▶ _Trecho da página_
.....
O caminhoneiro Edcarlos Lima Paiva contou, durante entrevista nesta sexta-feira (2), como foi seu primeiro contato com a família após a tragédia que aconteceu na BR-376. O paranaense da cidade de Cianorte, região norte do estado, explicou que a situação entre todos os mais próximos de si está delicada. Isto porque, conforme revelado em sua fala, ele perdeu o pai há exatos 22 dias.

Segundo Paiva, o contato com a família foi feito na terça-feira (29), dia seguinte aos deslizamentos de terra registrados no km 669, em meio à Serra do Mar. Após sair do veículo, que foi projetado e parou na pista sentido Curitiba, ele foi até o posto da Polícia Rodoviária Federal (PRF) de carona e pegou o celular.
“Então, liguei para a empresa. No dia seguinte, falei com minha esposa, de boa, pedi para ela não ficar nervosa, mesmo vendo as coisas pela televisão. Minha mulher tem o costume de ficar preocupada. Falei que estava tudo bem e tranquilo. Em seguida, liguei para minha mãe. Faz 22 dias que perdi o meu pai. A situação não é muito boa, estão todos muito tristes. Enfim, foi um livramento de Deus para mim. Agora é seguir em frente”, iniciou.
Após receber a permissão da PRF para ir ao local do acidente, ele foi até o trecho e viu o caminhão completamente destruído. Diante da cena, Paiva chorou.
“É muito chocante porque se trata da ferramenta de trabalho da gente. Ainda mais do jeito que ficou. Nasci de novo. Estou aqui para contar história”, completou.
.....
▶ _Material apresentado_
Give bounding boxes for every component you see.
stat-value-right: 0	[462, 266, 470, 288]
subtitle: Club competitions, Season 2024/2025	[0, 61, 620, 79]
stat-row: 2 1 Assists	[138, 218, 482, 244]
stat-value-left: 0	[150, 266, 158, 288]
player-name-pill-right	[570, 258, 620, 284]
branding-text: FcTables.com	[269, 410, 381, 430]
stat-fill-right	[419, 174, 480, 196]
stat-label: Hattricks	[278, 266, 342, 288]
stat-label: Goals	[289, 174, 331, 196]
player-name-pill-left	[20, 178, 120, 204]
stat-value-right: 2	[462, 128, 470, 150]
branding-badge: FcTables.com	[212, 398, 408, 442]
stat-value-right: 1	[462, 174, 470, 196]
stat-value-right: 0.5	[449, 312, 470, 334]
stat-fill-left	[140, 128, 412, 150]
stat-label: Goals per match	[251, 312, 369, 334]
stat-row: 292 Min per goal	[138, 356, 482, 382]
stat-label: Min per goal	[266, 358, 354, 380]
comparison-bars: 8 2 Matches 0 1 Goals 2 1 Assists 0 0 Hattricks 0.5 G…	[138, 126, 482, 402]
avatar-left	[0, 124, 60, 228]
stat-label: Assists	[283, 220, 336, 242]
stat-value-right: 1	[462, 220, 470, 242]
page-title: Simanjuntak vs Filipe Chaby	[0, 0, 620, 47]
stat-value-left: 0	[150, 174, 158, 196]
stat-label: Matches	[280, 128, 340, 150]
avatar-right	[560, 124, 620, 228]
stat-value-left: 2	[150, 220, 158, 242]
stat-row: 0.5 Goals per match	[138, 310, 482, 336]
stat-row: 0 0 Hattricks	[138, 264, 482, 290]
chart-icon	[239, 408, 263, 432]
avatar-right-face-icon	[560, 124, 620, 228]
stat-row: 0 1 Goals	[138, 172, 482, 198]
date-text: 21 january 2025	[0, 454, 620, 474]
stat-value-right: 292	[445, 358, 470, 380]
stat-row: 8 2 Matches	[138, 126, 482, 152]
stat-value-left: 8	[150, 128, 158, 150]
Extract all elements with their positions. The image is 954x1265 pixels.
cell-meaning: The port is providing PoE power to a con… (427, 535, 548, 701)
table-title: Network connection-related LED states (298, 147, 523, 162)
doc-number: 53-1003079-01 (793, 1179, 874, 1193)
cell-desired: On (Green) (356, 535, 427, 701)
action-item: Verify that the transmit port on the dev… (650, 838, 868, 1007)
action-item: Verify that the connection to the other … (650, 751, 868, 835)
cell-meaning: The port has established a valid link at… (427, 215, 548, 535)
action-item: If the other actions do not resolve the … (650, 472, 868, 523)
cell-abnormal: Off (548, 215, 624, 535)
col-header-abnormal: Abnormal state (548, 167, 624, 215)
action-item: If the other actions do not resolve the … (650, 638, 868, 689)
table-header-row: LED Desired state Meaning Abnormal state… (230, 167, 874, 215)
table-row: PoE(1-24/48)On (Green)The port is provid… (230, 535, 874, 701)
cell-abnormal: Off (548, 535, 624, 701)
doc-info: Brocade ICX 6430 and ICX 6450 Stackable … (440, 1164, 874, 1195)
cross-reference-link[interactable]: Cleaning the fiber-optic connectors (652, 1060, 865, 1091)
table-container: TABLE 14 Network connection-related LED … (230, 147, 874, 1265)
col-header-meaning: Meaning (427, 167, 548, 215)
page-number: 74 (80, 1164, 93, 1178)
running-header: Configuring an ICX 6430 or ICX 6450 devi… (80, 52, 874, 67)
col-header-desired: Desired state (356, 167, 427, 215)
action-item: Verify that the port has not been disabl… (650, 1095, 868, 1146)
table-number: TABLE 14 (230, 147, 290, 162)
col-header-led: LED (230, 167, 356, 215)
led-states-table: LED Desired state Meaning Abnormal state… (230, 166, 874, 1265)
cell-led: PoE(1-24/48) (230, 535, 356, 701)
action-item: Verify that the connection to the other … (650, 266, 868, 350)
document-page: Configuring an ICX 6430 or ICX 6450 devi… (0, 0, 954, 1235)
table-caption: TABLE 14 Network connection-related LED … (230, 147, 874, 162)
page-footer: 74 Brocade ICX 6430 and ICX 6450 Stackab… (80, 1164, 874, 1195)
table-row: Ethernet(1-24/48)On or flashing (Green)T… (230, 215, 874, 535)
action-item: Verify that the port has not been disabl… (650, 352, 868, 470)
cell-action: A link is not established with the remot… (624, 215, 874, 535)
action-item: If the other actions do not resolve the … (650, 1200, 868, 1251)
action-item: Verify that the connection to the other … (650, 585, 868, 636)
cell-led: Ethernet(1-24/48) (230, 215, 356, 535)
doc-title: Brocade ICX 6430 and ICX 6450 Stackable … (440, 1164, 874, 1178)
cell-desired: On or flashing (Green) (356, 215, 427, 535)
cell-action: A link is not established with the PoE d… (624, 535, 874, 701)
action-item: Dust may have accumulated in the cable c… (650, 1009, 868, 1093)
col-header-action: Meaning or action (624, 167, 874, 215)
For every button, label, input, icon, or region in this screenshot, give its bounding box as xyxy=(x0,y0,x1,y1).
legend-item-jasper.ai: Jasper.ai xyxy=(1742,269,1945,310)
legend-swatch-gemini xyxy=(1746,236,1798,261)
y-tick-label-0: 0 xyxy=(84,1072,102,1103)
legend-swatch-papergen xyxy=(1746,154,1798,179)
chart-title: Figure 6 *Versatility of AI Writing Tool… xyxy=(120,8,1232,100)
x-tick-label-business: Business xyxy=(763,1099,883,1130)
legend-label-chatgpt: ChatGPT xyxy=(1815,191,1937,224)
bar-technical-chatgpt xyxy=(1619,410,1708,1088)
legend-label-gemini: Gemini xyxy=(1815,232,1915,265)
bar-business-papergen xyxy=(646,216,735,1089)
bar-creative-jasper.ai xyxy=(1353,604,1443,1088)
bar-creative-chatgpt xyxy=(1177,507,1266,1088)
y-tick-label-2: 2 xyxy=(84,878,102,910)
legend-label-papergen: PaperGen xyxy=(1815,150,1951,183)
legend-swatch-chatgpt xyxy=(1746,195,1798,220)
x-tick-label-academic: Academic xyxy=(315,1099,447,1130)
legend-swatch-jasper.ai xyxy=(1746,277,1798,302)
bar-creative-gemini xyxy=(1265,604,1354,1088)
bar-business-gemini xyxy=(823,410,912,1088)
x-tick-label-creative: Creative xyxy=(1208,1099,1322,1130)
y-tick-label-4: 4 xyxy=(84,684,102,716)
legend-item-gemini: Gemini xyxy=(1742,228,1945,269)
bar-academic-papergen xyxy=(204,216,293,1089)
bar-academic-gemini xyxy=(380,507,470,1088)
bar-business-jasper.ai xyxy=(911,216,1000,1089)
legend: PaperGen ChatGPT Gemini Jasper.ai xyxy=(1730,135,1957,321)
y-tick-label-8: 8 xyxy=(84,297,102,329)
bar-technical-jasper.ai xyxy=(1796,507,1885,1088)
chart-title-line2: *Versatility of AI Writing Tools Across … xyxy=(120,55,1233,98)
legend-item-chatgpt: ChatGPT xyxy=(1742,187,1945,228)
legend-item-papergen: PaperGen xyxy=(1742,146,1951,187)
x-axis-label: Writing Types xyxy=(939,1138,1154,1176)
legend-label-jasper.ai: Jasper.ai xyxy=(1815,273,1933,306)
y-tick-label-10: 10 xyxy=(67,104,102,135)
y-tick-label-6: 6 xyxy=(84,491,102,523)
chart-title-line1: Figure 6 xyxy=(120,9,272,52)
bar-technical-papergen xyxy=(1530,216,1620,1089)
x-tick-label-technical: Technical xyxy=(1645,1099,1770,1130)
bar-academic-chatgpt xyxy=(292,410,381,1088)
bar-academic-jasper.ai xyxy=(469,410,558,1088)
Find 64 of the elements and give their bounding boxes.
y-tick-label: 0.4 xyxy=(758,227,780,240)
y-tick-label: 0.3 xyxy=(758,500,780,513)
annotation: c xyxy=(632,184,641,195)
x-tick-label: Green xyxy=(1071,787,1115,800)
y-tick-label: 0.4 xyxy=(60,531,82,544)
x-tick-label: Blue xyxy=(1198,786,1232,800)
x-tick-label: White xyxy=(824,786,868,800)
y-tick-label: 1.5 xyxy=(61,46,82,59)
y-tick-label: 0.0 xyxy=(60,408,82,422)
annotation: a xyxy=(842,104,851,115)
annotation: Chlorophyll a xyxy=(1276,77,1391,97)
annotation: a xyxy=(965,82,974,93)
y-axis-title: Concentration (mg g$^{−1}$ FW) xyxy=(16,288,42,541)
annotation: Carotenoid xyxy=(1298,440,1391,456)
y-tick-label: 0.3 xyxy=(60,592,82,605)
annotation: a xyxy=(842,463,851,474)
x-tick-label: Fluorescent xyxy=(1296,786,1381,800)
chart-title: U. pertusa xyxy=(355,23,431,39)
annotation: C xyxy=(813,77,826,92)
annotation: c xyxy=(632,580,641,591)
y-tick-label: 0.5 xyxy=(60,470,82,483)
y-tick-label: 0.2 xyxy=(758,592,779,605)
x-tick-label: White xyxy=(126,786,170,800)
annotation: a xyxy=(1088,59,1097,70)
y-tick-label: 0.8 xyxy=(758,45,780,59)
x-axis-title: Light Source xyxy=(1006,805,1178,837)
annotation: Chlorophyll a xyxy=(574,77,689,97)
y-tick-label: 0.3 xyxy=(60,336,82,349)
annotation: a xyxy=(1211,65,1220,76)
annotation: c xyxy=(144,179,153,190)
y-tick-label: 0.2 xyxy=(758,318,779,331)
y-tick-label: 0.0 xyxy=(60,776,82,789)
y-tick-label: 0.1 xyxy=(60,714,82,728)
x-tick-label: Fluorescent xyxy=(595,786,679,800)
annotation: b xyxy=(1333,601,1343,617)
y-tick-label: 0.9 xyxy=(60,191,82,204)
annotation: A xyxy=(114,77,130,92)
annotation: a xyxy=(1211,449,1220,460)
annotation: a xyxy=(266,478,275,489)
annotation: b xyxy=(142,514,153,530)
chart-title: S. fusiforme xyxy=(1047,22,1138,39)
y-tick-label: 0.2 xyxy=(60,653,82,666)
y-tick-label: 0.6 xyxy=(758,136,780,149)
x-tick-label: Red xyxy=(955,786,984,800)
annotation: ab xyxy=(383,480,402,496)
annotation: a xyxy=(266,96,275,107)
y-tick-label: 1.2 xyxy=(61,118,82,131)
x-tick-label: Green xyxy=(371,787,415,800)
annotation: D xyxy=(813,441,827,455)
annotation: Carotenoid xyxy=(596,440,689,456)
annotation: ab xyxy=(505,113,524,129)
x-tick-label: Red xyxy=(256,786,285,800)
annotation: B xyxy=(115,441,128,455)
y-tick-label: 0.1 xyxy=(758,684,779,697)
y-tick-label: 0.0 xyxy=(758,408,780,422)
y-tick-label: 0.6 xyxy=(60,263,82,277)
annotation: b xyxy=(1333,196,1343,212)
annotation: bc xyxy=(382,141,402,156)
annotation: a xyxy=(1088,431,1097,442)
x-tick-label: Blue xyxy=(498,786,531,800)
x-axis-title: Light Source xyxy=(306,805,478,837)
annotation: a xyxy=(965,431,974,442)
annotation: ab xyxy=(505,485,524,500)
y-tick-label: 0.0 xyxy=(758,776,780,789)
.....
▶ _Atividade 1_
Transcreva do texto sobre o caminhoneiro o trecho que começa em "Após receber a" e segue até "cena, Paiva chorou.".
▶ _Atividade 2_
Responda com base no texto sobre o caminhoneiro:
(a) De que cidade é Edcarlos Lima Paiva?
(b) Em que quilômetro da BR-376 ocorreram os deslizamentos de terra?
(c) O que Paiva fez ao ver o caminhão completamente destruído?

▶ _Resposta esperada 1_
Após receber a permissão da PRF para ir ao local do acidente, ele foi até o trecho e viu o caminhão completamente destruído. Diante da cena, Paiva chorou.

▶ _Resposta esperada 2_
(a) Cianorte.
(b) No km 669.
(c) Chorou.